_To do_
What follows is a set of entries. Repeat them exactly, but not their pictures.

(Dataset records)

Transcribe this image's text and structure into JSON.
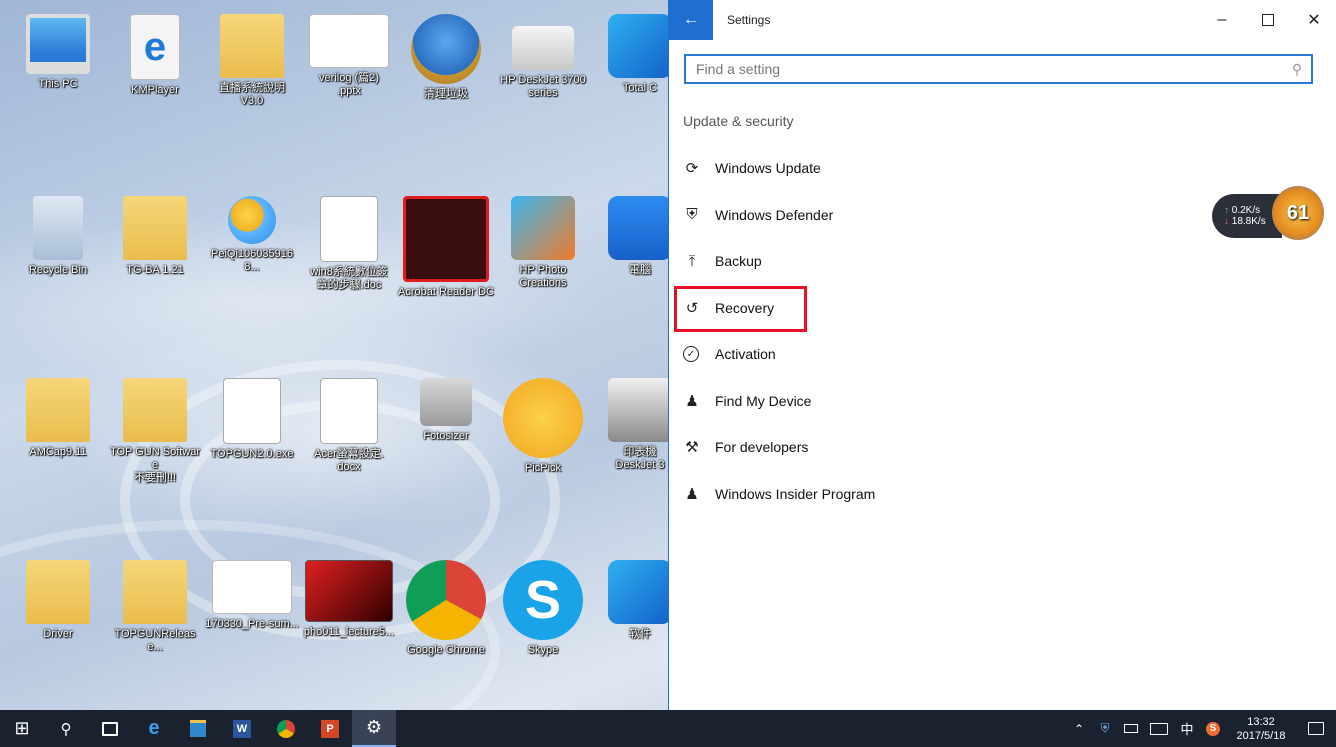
{
  "desktop": {
    "icons": [
      {
        "label": "This PC",
        "icon": "computer-icon"
      },
      {
        "label": "KMPlayer",
        "icon": "ie-file-icon"
      },
      {
        "label": "直播系統說明\nV3.0",
        "icon": "folder-icon"
      },
      {
        "label": "verilog (篇2)\n.pptx",
        "icon": "pptx-file-icon"
      },
      {
        "label": "清理垃圾",
        "icon": "broom-icon"
      },
      {
        "label": "HP DeskJet 3700\nseries",
        "icon": "printer-icon"
      },
      {
        "label": "Total C",
        "icon": "app-icon"
      },
      {
        "label": "Recycle Bin",
        "icon": "recycle-bin-icon"
      },
      {
        "label": "TG-BA 1.21",
        "icon": "folder-icon"
      },
      {
        "label": "PeiQi1060359168...",
        "icon": "chat-icon"
      },
      {
        "label": "win8系統數位簽\n章的步驟.doc",
        "icon": "word-doc-icon"
      },
      {
        "label": "Acrobat Reader DC",
        "icon": "acrobat-icon"
      },
      {
        "label": "HP Photo\nCreations",
        "icon": "photo-app-icon"
      },
      {
        "label": "電腦",
        "icon": "shield-app-icon"
      },
      {
        "label": "AMCap9.11",
        "icon": "folder-icon"
      },
      {
        "label": "TOP GUN Software\n不要刪!!!",
        "icon": "folder-icon"
      },
      {
        "label": "TOPGUN2.0.exe",
        "icon": "installer-icon"
      },
      {
        "label": "Acer螢幕設定.\ndocx",
        "icon": "word-doc-icon"
      },
      {
        "label": "Fotosizer",
        "icon": "camera-icon"
      },
      {
        "label": "PicPick",
        "icon": "palette-icon"
      },
      {
        "label": "印表機\nDeskJet 3",
        "icon": "printer-app-icon"
      },
      {
        "label": "Driver",
        "icon": "folder-icon"
      },
      {
        "label": "TOPGUNRelease...",
        "icon": "folder-icon"
      },
      {
        "label": "170330_Pre-sum...",
        "icon": "pptx-file-icon"
      },
      {
        "label": "pho011_lecture5...",
        "icon": "video-file-icon"
      },
      {
        "label": "Google Chrome",
        "icon": "chrome-icon"
      },
      {
        "label": "Skype",
        "icon": "skype-icon"
      },
      {
        "label": "软件",
        "icon": "app-icon"
      }
    ]
  },
  "settings": {
    "window_title": "Settings",
    "search_placeholder": "Find a setting",
    "section_title": "Update & security",
    "nav_items": [
      {
        "label": "Windows Update",
        "icon": "refresh-icon"
      },
      {
        "label": "Windows Defender",
        "icon": "shield-icon"
      },
      {
        "label": "Backup",
        "icon": "upload-icon"
      },
      {
        "label": "Recovery",
        "icon": "history-icon"
      },
      {
        "label": "Activation",
        "icon": "check-circle-icon"
      },
      {
        "label": "Find My Device",
        "icon": "person-pin-icon"
      },
      {
        "label": "For developers",
        "icon": "tools-icon"
      },
      {
        "label": "Windows Insider Program",
        "icon": "insider-icon"
      }
    ]
  },
  "net_widget": {
    "upload": "0.2K/s",
    "download": "18.8K/s",
    "badge": "61"
  },
  "taskbar": {
    "time": "13:32",
    "date": "2017/5/18",
    "ime_label": "中"
  },
  "colors": {
    "accent": "#1f6fd0",
    "highlight": "#e81123",
    "taskbar": "#1a2230"
  }
}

_Result of the task_
Transcribe this image's text and structure into JSON.
{
  "desktop": {
    "icons": [
      {
        "label": "This PC",
        "icon": "computer-icon"
      },
      {
        "label": "KMPlayer",
        "icon": "ie-file-icon"
      },
      {
        "label": "直播系統說明\nV3.0",
        "icon": "folder-icon"
      },
      {
        "label": "verilog (篇2)\n.pptx",
        "icon": "pptx-file-icon"
      },
      {
        "label": "清理垃圾",
        "icon": "broom-icon"
      },
      {
        "label": "HP DeskJet 3700\nseries",
        "icon": "printer-icon"
      },
      {
        "label": "Total C",
        "icon": "app-icon"
      },
      {
        "label": "Recycle Bin",
        "icon": "recycle-bin-icon"
      },
      {
        "label": "TG-BA 1.21",
        "icon": "folder-icon"
      },
      {
        "label": "PeiQi1060359168...",
        "icon": "chat-icon"
      },
      {
        "label": "win8系統數位簽\n章的步驟.doc",
        "icon": "word-doc-icon"
      },
      {
        "label": "Acrobat Reader DC",
        "icon": "acrobat-icon"
      },
      {
        "label": "HP Photo\nCreations",
        "icon": "photo-app-icon"
      },
      {
        "label": "電腦",
        "icon": "shield-app-icon"
      },
      {
        "label": "AMCap9.11",
        "icon": "folder-icon"
      },
      {
        "label": "TOP GUN Software\n不要刪!!!",
        "icon": "folder-icon"
      },
      {
        "label": "TOPGUN2.0.exe",
        "icon": "installer-icon"
      },
      {
        "label": "Acer螢幕設定.\ndocx",
        "icon": "word-doc-icon"
      },
      {
        "label": "Fotosizer",
        "icon": "camera-icon"
      },
      {
        "label": "PicPick",
        "icon": "palette-icon"
      },
      {
        "label": "印表機\nDeskJet 3",
        "icon": "printer-app-icon"
      },
      {
        "label": "Driver",
        "icon": "folder-icon"
      },
      {
        "label": "TOPGUNRelease...",
        "icon": "folder-icon"
      },
      {
        "label": "170330_Pre-sum...",
        "icon": "pptx-file-icon"
      },
      {
        "label": "pho011_lecture5...",
        "icon": "video-file-icon"
      },
      {
        "label": "Google Chrome",
        "icon": "chrome-icon"
      },
      {
        "label": "Skype",
        "icon": "skype-icon"
      },
      {
        "label": "软件",
        "icon": "app-icon"
      }
    ]
  },
  "settings": {
    "window_title": "Settings",
    "search_placeholder": "Find a setting",
    "section_title": "Update & security",
    "nav_items": [
      {
        "label": "Windows Update",
        "icon": "refresh-icon"
      },
      {
        "label": "Windows Defender",
        "icon": "shield-icon"
      },
      {
        "label": "Backup",
        "icon": "upload-icon"
      },
      {
        "label": "Recovery",
        "icon": "history-icon"
      },
      {
        "label": "Activation",
        "icon": "check-circle-icon"
      },
      {
        "label": "Find My Device",
        "icon": "person-pin-icon"
      },
      {
        "label": "For developers",
        "icon": "tools-icon"
      },
      {
        "label": "Windows Insider Program",
        "icon": "insider-icon"
      }
    ]
  },
  "net_widget": {
    "upload": "0.2K/s",
    "download": "18.8K/s",
    "badge": "61"
  },
  "taskbar": {
    "time": "13:32",
    "date": "2017/5/18",
    "ime_label": "中"
  },
  "colors": {
    "accent": "#1f6fd0",
    "highlight": "#e81123",
    "taskbar": "#1a2230"
  }
}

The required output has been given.